■ DATASET CONTENT:
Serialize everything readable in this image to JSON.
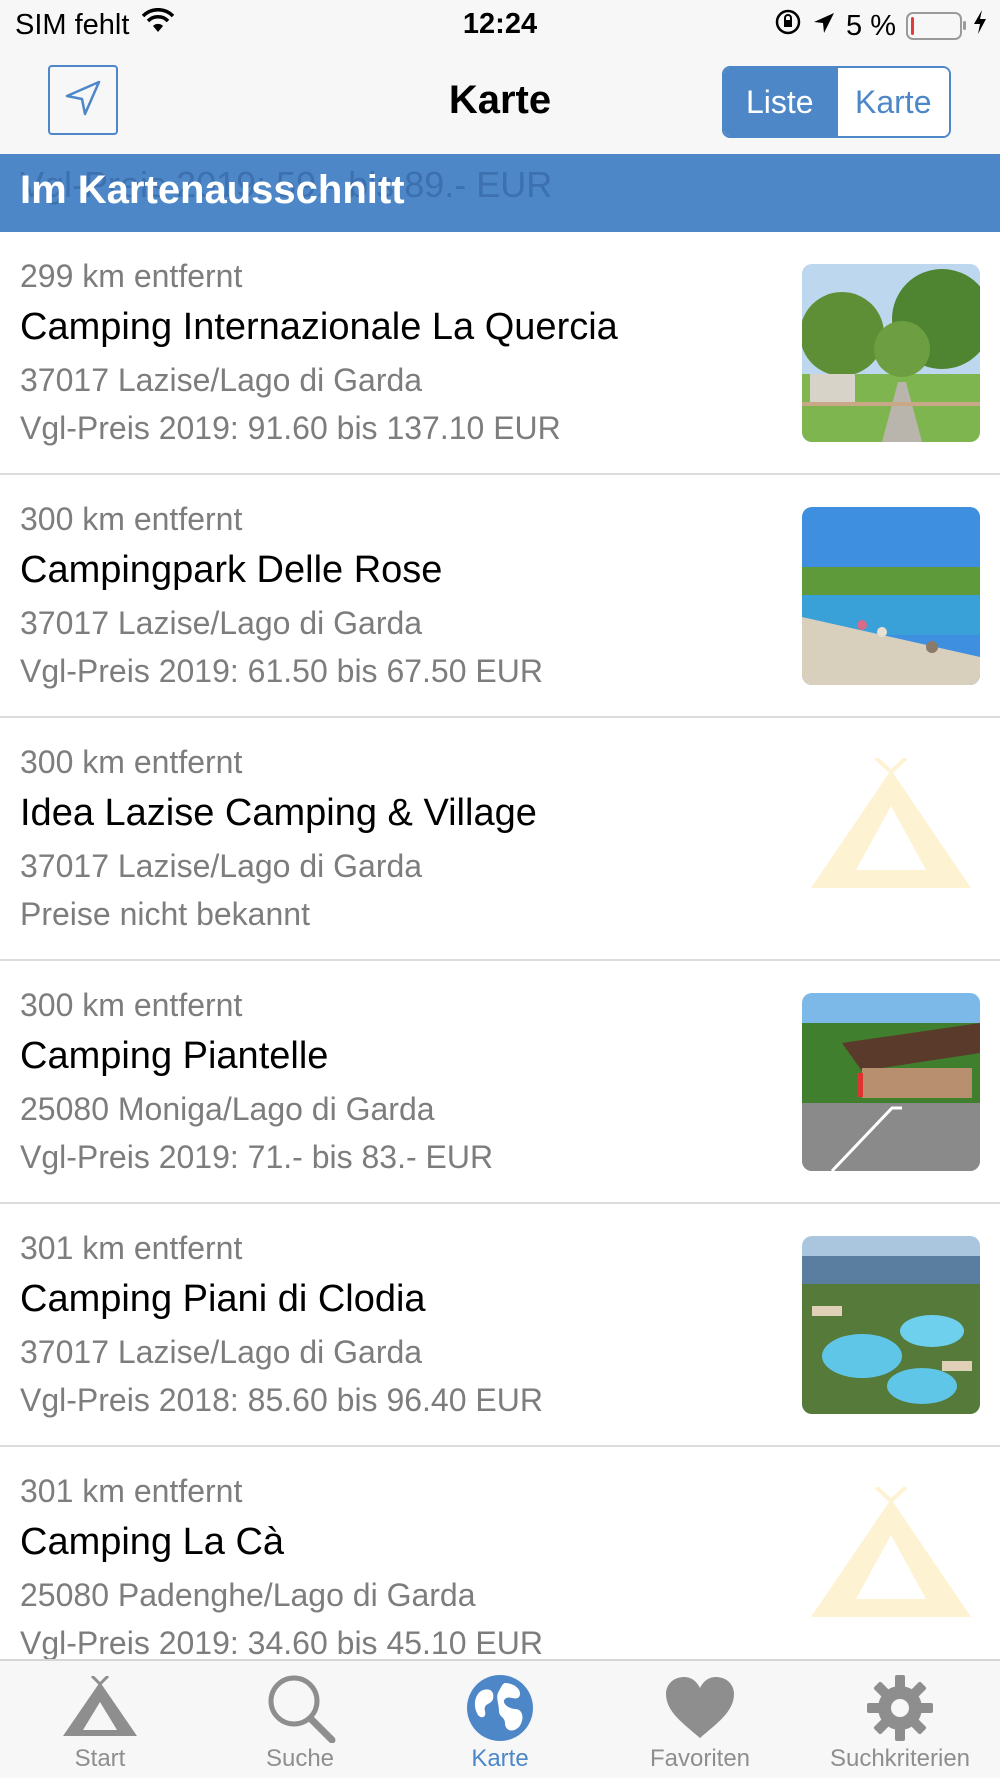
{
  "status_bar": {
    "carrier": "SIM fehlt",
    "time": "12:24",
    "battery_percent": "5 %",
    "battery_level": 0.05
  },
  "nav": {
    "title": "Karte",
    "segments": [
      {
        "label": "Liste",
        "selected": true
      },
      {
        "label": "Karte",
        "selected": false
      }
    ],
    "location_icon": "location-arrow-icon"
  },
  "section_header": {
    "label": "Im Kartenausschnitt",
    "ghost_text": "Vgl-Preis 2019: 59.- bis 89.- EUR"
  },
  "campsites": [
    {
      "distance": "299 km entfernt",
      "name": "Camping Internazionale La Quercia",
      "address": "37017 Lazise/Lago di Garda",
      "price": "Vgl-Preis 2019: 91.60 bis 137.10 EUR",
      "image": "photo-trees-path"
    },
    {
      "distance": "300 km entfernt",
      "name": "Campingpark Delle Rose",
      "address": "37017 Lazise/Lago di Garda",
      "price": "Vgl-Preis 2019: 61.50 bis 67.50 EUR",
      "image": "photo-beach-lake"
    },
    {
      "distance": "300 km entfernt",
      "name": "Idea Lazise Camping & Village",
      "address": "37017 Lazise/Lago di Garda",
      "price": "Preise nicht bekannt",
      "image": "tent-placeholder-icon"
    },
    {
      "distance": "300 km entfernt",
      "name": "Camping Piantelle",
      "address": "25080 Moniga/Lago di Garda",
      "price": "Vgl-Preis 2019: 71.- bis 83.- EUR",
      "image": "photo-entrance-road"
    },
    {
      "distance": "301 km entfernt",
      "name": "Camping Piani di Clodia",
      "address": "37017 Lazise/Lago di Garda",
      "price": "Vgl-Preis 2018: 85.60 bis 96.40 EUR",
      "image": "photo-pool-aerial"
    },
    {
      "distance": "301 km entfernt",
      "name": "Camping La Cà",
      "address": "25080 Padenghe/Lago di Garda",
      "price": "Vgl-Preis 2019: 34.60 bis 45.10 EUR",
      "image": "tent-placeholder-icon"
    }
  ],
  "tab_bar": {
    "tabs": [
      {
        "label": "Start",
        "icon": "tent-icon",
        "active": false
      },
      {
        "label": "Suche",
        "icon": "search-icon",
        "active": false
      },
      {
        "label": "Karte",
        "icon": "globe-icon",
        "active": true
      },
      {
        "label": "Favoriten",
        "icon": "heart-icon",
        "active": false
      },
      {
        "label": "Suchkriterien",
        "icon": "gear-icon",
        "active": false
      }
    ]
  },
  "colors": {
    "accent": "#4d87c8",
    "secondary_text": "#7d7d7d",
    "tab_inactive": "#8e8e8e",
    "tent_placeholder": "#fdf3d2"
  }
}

--

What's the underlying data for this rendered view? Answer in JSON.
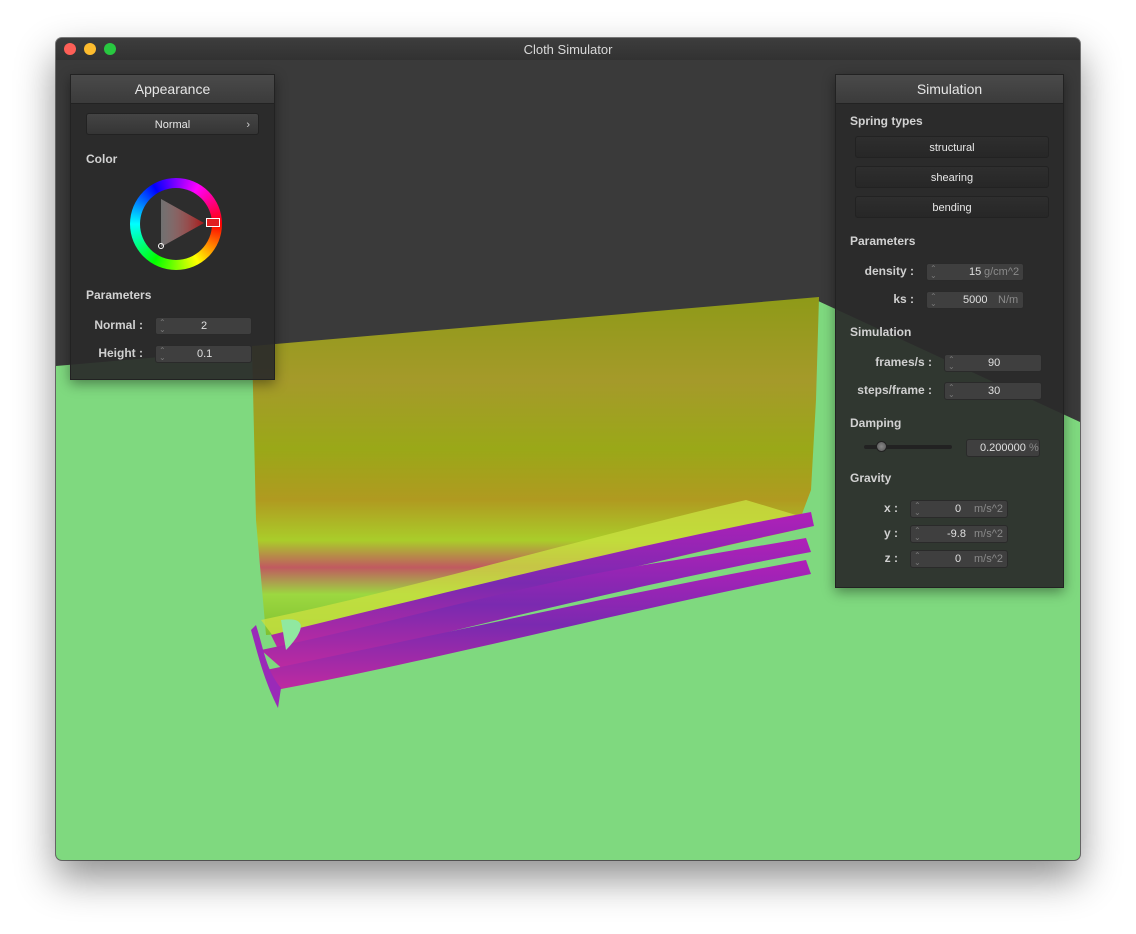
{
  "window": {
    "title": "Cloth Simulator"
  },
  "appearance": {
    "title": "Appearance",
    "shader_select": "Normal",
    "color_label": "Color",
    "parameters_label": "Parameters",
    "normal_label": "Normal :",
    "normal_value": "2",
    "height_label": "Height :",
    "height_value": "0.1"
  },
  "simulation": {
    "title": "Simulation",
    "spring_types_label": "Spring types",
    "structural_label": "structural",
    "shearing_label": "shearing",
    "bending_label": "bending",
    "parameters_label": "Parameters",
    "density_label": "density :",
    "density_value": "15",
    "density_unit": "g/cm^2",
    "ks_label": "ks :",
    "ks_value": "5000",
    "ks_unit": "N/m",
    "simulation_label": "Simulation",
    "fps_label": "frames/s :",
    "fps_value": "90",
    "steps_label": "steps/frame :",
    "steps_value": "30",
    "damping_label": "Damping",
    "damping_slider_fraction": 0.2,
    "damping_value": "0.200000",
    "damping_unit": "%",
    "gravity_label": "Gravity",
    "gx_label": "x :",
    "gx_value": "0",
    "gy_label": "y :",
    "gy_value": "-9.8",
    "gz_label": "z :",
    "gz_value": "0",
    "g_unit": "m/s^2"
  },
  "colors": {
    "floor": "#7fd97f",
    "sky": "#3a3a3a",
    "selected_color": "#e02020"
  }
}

■ EXERCISE TASK: Copy each line above where the string "this" occurs.

■ TASK SOLUTION:
Serialize everything readable in this image to JSON.
What's the underlying data for this rendered view? Answer in JSON.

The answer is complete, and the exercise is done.